[START Given information]

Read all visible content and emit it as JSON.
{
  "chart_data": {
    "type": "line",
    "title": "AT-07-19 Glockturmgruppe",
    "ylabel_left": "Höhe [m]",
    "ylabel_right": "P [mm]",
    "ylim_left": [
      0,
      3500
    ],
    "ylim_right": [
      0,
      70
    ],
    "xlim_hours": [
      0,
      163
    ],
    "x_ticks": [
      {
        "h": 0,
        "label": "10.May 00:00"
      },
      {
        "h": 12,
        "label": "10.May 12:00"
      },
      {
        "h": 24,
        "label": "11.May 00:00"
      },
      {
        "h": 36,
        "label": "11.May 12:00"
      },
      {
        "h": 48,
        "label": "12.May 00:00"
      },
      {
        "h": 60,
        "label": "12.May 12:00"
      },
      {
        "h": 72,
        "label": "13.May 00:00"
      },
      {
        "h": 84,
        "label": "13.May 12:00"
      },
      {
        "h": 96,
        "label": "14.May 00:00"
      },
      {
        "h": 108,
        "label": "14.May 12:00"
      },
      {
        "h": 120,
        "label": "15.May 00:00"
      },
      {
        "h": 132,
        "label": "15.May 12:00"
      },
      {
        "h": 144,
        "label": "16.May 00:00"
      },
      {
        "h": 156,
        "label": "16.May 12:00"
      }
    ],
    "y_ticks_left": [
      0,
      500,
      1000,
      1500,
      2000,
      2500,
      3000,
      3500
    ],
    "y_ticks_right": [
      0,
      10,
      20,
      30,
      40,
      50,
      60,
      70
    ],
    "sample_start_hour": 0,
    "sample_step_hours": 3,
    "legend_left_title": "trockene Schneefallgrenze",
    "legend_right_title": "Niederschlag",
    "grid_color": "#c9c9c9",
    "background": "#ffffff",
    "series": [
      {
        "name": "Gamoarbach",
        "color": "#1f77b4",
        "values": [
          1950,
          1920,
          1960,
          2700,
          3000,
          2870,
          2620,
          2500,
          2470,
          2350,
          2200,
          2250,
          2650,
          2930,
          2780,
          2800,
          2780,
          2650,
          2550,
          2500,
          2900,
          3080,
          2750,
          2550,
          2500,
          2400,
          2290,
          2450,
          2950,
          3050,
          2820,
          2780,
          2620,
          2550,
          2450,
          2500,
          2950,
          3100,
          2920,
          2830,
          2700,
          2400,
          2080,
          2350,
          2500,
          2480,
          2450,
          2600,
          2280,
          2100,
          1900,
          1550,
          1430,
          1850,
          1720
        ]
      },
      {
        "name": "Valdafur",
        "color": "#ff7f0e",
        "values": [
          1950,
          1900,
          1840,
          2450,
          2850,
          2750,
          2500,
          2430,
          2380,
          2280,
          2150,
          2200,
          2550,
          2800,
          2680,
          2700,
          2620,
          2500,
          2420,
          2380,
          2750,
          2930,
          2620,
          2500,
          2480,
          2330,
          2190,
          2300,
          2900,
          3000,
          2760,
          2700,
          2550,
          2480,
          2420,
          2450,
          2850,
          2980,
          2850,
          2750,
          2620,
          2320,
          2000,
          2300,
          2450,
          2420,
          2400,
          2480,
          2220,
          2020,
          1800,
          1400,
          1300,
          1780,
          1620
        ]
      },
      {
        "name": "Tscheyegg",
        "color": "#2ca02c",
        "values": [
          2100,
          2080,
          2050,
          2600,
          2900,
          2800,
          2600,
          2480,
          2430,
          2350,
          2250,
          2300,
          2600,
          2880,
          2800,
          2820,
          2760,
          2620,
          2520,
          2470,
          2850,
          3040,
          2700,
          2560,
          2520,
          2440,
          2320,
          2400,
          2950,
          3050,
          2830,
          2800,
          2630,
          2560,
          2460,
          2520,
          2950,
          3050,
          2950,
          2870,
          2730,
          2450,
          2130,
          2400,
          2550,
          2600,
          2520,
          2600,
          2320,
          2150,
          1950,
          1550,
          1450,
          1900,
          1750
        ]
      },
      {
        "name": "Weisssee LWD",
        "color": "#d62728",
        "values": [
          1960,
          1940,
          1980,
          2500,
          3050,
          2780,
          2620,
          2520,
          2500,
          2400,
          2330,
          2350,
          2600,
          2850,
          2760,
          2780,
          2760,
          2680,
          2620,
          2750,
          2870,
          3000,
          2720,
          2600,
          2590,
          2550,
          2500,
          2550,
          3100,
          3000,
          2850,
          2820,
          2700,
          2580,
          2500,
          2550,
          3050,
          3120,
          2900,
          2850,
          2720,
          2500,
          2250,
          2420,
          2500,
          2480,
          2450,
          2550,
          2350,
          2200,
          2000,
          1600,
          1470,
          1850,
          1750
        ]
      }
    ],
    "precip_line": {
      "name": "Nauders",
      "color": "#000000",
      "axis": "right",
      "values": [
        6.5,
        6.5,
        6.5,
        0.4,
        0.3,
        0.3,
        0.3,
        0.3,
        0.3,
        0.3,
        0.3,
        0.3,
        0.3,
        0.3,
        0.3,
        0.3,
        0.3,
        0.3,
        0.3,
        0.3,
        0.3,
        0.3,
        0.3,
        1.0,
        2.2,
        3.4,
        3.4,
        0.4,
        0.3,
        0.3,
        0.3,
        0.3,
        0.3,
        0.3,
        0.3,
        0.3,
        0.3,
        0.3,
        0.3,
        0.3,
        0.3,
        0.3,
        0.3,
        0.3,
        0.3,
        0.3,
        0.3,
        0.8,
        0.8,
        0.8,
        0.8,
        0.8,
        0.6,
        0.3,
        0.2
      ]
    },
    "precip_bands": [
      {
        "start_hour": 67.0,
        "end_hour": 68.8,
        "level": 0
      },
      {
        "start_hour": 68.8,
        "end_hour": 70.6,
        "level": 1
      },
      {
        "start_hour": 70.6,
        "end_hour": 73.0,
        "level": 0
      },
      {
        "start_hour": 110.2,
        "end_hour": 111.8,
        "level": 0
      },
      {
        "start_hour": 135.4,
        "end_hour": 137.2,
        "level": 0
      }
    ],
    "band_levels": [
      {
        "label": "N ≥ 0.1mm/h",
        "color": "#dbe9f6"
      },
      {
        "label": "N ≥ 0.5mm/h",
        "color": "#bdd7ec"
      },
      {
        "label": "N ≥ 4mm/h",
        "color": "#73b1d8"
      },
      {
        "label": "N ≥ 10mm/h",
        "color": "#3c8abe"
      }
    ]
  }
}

[END Given information]

Track down every line holding the string "name" and copy it.

> _Task response_:
        "name": "Gamoarbach",
        "name": "Valdafur",
        "name": "Tscheyegg",
        "name": "Weisssee LWD",
      "name": "Nauders",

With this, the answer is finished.